• _Task to carry out_
Return all lines below containing the word "folder".

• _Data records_
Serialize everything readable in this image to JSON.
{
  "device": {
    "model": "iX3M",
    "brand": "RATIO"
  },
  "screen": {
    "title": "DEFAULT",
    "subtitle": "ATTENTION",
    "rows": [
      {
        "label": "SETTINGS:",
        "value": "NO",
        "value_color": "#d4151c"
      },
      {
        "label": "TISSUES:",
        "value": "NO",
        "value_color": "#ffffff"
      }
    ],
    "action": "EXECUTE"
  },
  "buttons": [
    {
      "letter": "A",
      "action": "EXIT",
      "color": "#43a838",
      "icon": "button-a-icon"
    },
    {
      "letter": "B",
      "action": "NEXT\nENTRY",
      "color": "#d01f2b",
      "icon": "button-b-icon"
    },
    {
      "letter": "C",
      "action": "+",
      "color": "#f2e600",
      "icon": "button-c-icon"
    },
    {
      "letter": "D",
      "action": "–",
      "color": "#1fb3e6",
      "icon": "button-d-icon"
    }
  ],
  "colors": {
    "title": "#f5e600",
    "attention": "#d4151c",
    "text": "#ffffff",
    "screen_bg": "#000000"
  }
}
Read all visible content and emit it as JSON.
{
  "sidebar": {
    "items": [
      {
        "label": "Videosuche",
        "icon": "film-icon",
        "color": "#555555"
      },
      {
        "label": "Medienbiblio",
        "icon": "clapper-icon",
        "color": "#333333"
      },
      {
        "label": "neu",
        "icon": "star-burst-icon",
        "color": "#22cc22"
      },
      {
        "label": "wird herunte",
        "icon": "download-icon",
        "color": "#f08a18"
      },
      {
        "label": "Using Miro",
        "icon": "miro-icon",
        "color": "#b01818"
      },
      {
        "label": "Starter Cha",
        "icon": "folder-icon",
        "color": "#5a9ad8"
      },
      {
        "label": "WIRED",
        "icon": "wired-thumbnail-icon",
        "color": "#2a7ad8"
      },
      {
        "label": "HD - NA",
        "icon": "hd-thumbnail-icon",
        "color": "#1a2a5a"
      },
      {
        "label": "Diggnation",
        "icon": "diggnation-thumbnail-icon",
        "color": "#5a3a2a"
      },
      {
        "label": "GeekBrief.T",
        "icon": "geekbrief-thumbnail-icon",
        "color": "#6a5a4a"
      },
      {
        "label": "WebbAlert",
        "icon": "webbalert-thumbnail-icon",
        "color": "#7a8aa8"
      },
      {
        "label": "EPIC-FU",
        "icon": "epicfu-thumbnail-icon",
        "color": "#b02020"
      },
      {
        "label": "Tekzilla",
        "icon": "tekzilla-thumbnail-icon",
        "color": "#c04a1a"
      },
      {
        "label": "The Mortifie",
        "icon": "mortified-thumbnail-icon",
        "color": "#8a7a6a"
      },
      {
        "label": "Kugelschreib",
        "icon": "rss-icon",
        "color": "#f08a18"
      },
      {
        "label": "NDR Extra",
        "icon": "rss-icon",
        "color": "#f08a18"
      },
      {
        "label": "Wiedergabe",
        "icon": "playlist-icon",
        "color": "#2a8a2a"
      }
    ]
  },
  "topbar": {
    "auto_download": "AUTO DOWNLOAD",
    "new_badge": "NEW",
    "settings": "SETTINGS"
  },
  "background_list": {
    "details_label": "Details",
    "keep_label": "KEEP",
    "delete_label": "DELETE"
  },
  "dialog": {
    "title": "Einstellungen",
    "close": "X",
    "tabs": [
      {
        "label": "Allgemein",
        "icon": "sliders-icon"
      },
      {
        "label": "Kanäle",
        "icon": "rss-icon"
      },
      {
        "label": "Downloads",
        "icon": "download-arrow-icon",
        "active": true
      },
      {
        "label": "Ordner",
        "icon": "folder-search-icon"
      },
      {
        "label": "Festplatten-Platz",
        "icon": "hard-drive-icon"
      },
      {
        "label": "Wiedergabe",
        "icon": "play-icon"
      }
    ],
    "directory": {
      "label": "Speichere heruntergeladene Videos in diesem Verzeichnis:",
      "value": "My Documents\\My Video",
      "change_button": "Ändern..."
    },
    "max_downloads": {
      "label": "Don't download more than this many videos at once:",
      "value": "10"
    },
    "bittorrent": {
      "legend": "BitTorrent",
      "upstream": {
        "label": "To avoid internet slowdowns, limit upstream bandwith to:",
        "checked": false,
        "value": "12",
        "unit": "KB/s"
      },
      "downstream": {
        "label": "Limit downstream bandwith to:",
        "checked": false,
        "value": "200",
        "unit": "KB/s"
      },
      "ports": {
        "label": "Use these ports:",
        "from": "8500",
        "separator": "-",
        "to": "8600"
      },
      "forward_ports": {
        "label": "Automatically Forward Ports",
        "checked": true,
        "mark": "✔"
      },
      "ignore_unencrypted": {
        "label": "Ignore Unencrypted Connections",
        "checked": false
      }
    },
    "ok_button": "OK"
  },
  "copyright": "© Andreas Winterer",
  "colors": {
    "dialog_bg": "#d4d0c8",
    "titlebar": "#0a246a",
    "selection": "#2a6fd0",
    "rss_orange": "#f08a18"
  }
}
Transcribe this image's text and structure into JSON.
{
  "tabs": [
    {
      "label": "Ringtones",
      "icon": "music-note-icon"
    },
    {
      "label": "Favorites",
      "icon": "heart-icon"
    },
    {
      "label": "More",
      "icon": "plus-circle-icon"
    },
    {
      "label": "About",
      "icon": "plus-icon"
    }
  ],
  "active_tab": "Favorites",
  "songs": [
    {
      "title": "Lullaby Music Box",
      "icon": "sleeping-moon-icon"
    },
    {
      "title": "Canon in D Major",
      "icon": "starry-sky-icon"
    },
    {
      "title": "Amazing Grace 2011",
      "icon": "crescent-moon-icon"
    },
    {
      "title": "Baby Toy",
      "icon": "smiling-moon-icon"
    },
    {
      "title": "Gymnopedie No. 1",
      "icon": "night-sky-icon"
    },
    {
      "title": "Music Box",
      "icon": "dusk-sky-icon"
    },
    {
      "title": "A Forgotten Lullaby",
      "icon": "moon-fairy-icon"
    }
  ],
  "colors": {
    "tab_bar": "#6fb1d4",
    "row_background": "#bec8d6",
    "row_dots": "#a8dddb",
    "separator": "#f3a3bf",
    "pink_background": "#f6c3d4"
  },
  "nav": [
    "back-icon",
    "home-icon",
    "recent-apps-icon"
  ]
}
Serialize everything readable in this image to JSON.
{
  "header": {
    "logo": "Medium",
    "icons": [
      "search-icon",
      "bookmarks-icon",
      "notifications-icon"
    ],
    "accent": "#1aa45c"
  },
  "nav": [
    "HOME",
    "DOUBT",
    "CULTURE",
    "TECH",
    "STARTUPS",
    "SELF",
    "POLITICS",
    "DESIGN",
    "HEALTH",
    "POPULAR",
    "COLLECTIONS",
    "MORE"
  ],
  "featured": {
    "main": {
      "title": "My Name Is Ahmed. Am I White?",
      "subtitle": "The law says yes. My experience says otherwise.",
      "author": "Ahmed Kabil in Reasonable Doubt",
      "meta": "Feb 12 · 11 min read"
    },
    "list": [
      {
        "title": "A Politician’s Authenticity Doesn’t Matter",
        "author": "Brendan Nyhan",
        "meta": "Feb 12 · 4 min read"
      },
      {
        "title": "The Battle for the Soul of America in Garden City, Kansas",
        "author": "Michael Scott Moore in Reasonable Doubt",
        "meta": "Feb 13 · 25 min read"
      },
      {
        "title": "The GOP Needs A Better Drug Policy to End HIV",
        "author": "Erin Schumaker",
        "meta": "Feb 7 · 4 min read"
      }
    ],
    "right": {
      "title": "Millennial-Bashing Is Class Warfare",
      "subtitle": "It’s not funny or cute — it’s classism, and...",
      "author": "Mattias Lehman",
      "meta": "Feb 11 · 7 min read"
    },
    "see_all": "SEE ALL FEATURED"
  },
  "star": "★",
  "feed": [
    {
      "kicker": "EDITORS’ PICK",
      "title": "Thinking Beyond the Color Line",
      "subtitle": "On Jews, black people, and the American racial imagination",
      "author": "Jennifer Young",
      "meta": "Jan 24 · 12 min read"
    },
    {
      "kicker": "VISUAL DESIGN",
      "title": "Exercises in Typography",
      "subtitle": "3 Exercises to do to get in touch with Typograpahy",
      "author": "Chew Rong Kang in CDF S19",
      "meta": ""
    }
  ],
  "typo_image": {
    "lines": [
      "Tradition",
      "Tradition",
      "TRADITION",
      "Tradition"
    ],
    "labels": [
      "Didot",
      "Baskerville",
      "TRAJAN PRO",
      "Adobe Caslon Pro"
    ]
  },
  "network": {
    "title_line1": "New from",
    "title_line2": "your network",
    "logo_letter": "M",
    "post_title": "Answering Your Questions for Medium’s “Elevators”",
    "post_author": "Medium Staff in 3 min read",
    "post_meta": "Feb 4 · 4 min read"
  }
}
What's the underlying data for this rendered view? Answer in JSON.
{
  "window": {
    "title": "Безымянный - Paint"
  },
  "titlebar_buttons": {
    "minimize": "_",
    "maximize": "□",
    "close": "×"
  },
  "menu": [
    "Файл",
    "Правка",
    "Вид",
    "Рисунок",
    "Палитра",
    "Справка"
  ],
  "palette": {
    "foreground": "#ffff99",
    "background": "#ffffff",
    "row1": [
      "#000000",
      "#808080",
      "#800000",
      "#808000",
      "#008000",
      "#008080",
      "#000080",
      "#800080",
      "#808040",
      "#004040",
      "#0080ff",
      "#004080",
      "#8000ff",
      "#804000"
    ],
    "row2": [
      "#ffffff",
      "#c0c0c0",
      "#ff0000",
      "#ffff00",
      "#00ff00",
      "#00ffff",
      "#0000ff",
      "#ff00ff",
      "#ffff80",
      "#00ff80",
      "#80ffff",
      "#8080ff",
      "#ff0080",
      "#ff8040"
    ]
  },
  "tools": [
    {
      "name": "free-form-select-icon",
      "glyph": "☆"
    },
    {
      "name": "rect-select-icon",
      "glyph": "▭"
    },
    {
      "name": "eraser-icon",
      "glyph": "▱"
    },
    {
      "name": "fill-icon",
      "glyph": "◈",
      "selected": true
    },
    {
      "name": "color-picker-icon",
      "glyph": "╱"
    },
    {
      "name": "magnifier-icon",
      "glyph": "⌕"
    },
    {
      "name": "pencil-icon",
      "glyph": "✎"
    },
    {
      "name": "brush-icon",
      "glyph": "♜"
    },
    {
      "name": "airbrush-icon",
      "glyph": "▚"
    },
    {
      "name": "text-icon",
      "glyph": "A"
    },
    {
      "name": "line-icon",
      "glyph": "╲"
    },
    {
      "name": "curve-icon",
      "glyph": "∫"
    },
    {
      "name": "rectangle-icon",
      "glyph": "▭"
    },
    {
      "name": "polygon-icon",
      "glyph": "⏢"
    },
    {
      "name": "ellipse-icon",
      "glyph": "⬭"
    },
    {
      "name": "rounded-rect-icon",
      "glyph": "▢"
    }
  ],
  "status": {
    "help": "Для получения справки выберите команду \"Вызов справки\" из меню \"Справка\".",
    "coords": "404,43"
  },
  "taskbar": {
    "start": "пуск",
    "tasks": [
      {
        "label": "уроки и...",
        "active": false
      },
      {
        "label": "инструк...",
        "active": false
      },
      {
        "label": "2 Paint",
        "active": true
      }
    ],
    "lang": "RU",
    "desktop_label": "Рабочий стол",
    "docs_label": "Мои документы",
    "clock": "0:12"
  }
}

• _Worked answer_
        "icon": "folder-icon",
        "icon": "folder-search-icon"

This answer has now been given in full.